Scan the entries below and count the lines holding the string "damage". Supply only the number.

═══ RECORDS SHOWN ═══

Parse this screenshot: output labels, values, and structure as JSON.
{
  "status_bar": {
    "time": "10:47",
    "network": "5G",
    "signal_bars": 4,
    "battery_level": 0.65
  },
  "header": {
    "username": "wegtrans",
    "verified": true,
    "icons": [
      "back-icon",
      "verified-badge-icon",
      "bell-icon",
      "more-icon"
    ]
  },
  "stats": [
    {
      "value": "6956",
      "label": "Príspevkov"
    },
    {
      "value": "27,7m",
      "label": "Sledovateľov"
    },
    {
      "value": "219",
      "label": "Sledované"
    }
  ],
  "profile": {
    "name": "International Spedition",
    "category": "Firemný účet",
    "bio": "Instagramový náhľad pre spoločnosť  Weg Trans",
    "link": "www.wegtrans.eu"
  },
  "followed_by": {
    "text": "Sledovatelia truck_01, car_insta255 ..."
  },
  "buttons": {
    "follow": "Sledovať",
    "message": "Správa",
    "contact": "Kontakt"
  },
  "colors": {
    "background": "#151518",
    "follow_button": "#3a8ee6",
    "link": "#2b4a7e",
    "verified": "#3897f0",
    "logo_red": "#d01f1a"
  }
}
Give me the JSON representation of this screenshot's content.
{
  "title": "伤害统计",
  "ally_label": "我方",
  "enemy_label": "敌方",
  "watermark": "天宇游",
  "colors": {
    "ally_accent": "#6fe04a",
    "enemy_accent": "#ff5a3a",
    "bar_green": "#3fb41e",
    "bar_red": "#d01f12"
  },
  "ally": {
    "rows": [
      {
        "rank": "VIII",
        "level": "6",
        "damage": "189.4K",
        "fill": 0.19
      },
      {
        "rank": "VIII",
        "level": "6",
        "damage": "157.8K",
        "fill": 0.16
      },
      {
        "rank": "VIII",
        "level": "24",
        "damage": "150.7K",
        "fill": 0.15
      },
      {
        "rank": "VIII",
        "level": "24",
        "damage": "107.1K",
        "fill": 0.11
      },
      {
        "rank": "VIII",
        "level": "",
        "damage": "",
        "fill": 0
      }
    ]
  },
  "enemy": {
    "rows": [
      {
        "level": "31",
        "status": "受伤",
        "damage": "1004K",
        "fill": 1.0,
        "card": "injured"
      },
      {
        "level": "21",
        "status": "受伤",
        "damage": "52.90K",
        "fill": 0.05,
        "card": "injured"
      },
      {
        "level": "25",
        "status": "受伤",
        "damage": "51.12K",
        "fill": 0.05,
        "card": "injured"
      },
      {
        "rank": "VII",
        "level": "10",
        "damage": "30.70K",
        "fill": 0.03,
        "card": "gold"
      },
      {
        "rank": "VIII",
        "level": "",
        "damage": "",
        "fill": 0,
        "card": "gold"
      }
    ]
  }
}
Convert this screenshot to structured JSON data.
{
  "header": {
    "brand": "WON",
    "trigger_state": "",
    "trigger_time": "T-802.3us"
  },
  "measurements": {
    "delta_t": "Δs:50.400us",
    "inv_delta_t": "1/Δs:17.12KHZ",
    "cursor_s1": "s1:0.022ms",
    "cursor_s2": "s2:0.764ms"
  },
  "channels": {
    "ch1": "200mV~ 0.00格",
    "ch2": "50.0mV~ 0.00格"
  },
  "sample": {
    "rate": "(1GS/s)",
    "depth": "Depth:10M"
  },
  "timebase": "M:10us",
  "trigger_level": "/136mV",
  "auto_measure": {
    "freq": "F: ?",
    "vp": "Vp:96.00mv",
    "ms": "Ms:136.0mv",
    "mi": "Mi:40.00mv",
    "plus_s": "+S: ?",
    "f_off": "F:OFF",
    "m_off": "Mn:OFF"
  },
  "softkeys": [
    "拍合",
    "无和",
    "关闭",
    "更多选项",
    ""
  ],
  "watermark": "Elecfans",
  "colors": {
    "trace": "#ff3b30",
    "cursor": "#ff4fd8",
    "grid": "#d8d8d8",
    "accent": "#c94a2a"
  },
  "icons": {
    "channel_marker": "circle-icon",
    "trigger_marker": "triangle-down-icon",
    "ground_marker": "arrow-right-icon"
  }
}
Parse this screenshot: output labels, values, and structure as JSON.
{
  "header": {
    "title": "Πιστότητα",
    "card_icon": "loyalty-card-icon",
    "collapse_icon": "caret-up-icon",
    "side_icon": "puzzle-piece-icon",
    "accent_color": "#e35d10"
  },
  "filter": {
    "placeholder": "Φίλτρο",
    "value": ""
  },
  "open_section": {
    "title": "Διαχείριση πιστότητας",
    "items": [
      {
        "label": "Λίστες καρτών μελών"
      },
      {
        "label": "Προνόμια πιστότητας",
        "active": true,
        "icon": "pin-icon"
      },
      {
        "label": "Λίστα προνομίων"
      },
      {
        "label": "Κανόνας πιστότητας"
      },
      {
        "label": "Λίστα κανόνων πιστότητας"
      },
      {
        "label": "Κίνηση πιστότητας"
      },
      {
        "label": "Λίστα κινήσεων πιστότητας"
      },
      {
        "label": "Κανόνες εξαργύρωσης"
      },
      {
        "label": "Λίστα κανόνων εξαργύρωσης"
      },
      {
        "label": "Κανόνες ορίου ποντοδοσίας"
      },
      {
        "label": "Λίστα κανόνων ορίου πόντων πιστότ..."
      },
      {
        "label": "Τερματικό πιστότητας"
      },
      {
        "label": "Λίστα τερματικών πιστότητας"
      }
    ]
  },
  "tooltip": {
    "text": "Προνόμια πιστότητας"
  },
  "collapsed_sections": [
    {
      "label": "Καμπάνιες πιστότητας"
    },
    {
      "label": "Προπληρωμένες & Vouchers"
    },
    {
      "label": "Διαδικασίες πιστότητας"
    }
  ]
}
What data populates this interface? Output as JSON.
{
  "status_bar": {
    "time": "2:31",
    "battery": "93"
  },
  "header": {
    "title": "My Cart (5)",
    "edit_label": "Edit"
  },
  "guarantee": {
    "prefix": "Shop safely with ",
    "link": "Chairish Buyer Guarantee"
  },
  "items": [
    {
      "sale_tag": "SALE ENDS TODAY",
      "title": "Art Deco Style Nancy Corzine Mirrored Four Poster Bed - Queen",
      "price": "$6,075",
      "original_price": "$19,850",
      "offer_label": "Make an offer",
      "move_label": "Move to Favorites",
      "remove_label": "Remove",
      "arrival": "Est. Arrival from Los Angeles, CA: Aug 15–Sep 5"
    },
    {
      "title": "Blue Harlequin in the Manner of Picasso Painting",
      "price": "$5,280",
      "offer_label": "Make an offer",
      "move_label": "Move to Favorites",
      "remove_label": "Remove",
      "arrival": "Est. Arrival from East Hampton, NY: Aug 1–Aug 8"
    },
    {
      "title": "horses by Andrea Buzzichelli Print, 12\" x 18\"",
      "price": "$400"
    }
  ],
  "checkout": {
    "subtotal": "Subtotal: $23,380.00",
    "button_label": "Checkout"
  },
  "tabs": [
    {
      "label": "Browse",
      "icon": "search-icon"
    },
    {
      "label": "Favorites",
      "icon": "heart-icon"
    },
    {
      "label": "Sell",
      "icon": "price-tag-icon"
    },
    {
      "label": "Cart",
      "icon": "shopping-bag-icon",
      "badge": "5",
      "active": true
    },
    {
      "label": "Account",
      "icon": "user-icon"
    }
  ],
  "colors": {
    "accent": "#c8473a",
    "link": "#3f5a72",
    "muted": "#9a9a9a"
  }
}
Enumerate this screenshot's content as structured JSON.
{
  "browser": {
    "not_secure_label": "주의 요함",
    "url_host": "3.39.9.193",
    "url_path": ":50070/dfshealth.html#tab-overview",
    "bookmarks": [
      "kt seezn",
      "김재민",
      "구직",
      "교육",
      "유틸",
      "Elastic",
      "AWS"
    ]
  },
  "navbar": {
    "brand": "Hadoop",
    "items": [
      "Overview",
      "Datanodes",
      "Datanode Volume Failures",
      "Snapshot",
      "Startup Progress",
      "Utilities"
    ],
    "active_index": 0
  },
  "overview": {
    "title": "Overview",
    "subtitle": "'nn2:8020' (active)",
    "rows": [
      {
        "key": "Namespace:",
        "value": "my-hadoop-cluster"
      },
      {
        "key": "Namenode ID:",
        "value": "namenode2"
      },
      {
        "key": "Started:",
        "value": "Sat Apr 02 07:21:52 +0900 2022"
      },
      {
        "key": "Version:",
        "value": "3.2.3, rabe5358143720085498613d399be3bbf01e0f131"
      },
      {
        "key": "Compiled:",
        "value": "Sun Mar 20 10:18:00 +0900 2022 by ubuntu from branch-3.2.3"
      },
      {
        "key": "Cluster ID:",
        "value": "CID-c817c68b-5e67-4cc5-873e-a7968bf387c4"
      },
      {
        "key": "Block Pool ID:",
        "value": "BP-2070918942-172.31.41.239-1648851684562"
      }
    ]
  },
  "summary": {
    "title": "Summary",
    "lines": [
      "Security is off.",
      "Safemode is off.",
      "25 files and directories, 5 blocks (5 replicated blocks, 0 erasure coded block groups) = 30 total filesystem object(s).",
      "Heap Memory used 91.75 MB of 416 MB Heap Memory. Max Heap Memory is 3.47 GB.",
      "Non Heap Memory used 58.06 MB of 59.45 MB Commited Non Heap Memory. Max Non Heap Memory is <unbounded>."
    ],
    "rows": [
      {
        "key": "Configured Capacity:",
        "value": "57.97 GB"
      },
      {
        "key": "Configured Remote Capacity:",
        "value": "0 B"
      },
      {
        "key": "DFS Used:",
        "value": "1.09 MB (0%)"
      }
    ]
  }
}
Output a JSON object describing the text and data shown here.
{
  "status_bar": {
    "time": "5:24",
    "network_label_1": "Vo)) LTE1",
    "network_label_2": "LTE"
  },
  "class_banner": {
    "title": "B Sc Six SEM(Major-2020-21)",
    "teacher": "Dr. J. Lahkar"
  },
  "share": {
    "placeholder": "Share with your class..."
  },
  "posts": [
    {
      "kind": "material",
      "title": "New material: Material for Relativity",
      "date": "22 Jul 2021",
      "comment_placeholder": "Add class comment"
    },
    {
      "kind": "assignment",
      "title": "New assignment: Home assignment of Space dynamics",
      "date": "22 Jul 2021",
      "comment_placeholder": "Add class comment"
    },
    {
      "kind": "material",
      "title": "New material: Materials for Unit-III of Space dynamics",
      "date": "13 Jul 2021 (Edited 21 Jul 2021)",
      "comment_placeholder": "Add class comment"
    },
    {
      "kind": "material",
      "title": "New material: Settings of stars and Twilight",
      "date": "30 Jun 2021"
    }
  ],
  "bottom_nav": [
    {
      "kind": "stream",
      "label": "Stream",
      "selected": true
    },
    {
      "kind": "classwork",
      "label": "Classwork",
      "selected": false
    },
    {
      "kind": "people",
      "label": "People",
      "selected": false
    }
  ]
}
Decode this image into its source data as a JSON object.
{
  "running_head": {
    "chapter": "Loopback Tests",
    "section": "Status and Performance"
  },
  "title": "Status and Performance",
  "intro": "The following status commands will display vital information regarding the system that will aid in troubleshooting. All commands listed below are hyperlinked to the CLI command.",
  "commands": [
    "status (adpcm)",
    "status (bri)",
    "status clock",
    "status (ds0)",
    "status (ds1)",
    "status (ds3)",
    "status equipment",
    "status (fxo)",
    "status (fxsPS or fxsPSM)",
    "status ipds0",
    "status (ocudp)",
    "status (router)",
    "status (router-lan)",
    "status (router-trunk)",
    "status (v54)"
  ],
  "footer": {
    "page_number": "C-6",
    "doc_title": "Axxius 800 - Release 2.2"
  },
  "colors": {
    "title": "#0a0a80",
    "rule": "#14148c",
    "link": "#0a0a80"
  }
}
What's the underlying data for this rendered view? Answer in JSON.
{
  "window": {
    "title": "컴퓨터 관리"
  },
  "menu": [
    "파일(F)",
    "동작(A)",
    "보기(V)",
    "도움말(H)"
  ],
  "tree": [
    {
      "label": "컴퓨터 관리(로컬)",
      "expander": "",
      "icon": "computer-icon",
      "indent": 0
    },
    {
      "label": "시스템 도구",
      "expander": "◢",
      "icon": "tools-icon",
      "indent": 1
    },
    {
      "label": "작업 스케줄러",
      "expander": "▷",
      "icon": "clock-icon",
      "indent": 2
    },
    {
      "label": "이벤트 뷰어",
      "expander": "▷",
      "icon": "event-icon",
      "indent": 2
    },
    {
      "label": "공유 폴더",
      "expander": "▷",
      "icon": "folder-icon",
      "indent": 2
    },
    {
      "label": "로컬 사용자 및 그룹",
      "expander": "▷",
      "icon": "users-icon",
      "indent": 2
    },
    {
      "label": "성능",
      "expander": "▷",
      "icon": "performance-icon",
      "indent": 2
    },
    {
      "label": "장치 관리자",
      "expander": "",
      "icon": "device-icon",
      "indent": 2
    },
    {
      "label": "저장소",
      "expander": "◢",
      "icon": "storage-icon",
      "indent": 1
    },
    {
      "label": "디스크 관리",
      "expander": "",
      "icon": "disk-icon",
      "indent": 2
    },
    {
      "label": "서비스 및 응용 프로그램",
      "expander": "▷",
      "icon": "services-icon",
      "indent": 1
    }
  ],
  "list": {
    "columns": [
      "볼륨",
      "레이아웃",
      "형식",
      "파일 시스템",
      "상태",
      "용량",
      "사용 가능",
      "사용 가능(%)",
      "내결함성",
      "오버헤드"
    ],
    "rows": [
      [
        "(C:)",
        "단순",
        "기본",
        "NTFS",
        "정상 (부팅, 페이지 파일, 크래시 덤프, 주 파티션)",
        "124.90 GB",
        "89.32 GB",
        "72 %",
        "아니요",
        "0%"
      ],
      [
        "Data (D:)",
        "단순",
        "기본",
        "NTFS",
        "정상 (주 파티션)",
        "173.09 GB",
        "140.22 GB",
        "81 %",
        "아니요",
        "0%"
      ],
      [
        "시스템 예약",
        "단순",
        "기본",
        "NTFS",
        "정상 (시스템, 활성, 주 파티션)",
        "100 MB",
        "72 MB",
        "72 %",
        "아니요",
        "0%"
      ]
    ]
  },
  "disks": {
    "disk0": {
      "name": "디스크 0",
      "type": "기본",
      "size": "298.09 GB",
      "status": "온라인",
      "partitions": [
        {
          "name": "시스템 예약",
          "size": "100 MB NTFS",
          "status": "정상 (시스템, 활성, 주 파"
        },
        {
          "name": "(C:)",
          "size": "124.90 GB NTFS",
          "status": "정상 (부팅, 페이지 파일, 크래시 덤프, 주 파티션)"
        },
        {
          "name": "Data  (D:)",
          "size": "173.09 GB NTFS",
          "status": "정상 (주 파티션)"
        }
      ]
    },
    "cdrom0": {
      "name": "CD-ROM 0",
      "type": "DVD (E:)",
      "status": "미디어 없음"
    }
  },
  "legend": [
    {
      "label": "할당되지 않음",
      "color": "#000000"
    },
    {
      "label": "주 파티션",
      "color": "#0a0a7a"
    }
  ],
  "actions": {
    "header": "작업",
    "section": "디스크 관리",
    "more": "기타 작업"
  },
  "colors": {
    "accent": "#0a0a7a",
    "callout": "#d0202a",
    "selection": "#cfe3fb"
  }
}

═══

_EXERCISE SOLUTION:_
10